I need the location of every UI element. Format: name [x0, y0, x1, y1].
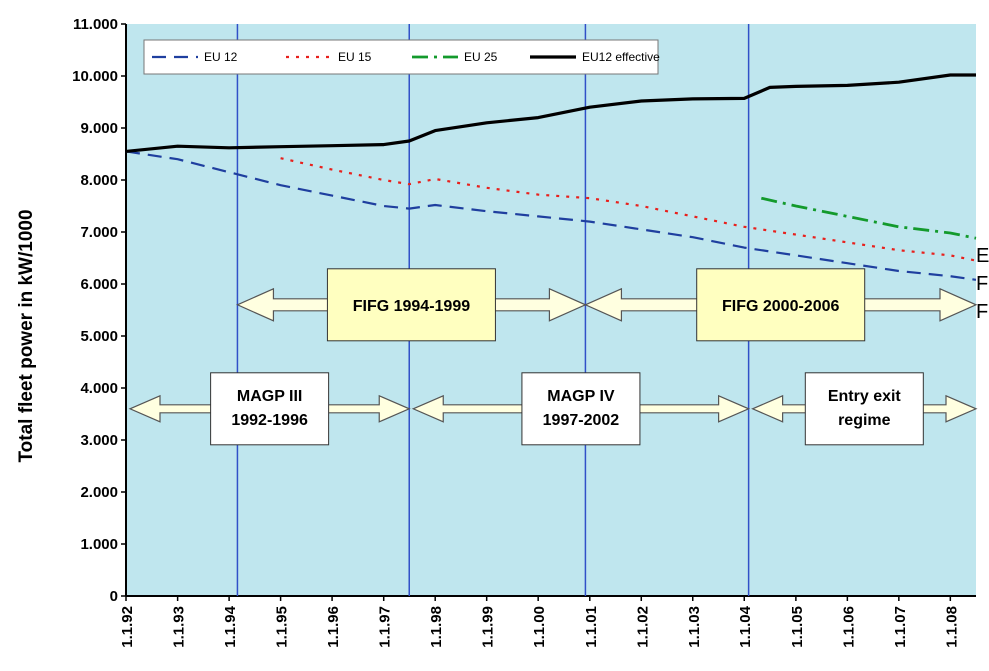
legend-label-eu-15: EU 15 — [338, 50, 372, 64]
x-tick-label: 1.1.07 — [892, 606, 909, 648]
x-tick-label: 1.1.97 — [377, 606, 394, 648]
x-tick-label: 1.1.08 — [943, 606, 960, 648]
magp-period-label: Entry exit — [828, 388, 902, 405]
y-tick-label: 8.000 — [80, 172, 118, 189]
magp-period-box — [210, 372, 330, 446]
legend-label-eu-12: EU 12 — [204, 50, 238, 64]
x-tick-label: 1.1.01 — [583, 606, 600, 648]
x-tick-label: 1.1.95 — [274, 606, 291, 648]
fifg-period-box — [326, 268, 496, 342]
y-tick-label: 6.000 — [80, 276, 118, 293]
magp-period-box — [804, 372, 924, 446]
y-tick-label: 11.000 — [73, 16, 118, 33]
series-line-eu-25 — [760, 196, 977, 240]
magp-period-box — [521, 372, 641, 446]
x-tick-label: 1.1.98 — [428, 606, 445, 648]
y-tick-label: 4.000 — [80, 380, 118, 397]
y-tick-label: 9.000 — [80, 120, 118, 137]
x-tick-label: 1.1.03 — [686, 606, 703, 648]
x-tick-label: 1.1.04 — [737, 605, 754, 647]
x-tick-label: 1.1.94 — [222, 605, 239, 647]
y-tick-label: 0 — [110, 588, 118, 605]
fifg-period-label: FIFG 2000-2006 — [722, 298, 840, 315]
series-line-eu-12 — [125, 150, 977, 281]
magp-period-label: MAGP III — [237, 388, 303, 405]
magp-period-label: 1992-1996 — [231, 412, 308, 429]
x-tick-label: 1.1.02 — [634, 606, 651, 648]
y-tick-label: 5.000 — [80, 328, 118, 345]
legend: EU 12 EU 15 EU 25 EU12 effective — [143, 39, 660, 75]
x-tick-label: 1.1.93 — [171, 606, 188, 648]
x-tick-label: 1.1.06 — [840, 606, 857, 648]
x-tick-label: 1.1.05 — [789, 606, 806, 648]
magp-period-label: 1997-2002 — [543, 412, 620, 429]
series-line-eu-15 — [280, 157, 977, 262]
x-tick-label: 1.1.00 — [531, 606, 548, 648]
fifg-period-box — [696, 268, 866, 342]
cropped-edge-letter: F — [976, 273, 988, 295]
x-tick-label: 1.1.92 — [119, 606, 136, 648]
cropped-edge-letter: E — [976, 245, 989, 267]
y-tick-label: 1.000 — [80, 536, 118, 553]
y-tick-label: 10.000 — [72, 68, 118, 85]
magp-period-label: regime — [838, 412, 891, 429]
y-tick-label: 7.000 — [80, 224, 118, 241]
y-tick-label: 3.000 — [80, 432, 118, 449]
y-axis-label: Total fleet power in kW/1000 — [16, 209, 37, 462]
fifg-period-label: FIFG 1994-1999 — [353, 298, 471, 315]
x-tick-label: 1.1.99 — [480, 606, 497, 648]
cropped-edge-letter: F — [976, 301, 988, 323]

----------------

*REQUIRED TASK*: Turn the material above into a JSON list of strings with one string per line, skipping blank lines and leaving out the pictures.

*WRITTEN RESPONSE*:
[
  "I need the location of every UI element. Format: name [x0, y0, x1, y1].",
  "legend-label-eu-15: EU 15 — [338, 50, 372, 64]",
  "x-tick-label: 1.1.07 — [892, 606, 909, 648]",
  "x-tick-label: 1.1.97 — [377, 606, 394, 648]",
  "x-tick-label: 1.1.08 — [943, 606, 960, 648]",
  "magp-period-label: Entry exit — [828, 388, 902, 405]",
  "y-tick-label: 8.000 — [80, 172, 118, 189]",
  "magp-period-box — [210, 372, 330, 446]",
  "legend-label-eu-12: EU 12 — [204, 50, 238, 64]",
  "x-tick-label: 1.1.01 — [583, 606, 600, 648]",
  "x-tick-label: 1.1.95 — [274, 606, 291, 648]",
  "fifg-period-box — [326, 268, 496, 342]",
  "y-tick-label: 6.000 — [80, 276, 118, 293]",
  "magp-period-box — [804, 372, 924, 446]",
  "y-tick-label: 11.000 — [73, 16, 118, 33]",
  "series-line-eu-25 — [760, 196, 977, 240]",
  "magp-period-box — [521, 372, 641, 446]",
  "x-tick-label: 1.1.98 — [428, 606, 445, 648]",
  "y-tick-label: 4.000 — [80, 380, 118, 397]",
  "y-tick-label: 9.000 — [80, 120, 118, 137]",
  "x-tick-label: 1.1.03 — [686, 606, 703, 648]",
  "x-tick-label: 1.1.04 — [737, 605, 754, 647]",
  "x-tick-label: 1.1.94 — [222, 605, 239, 647]",
  "y-tick-label: 0 — [110, 588, 118, 605]",
  "fifg-period-label: FIFG 2000-2006 — [722, 298, 840, 315]",
  "series-line-eu-12 — [125, 150, 977, 281]",
  "magp-period-label: MAGP III — [237, 388, 303, 405]",
  "magp-period-label: 1992-1996 — [231, 412, 308, 429]",
  "x-tick-label: 1.1.02 — [634, 606, 651, 648]",
  "y-tick-label: 5.000 — [80, 328, 118, 345]",
  "legend: EU 12 EU 15 EU 25 EU12 effective — [143, 39, 660, 75]",
  "x-tick-label: 1.1.93 — [171, 606, 188, 648]",
  "x-tick-label: 1.1.06 — [840, 606, 857, 648]",
  "x-tick-label: 1.1.05 — [789, 606, 806, 648]",
  "magp-period-label: 1997-2002 — [543, 412, 620, 429]",
  "series-line-eu-15 — [280, 157, 977, 262]",
  "x-tick-label: 1.1.00 — [531, 606, 548, 648]",
  "fifg-period-box — [696, 268, 866, 342]",
  "cropped-edge-letter: F — [976, 273, 988, 295]",
  "x-tick-label: 1.1.92 — [119, 606, 136, 648]",
  "cropped-edge-letter: E — [976, 245, 989, 267]",
  "y-tick-label: 1.000 — [80, 536, 118, 553]",
  "y-tick-label: 10.000 — [72, 68, 118, 85]",
  "magp-period-label: regime — [838, 412, 891, 429]",
  "y-tick-label: 7.000 — [80, 224, 118, 241]",
  "y-tick-label: 3.000 — [80, 432, 118, 449]",
  "y-axis-label: Total fleet power in kW/1000 — [16, 209, 37, 462]",
  "fifg-period-label: FIFG 1994-1999 — [353, 298, 471, 315]",
  "x-tick-label: 1.1.99 — [480, 606, 497, 648]",
  "cropped-edge-letter: F — [976, 301, 988, 323]"
]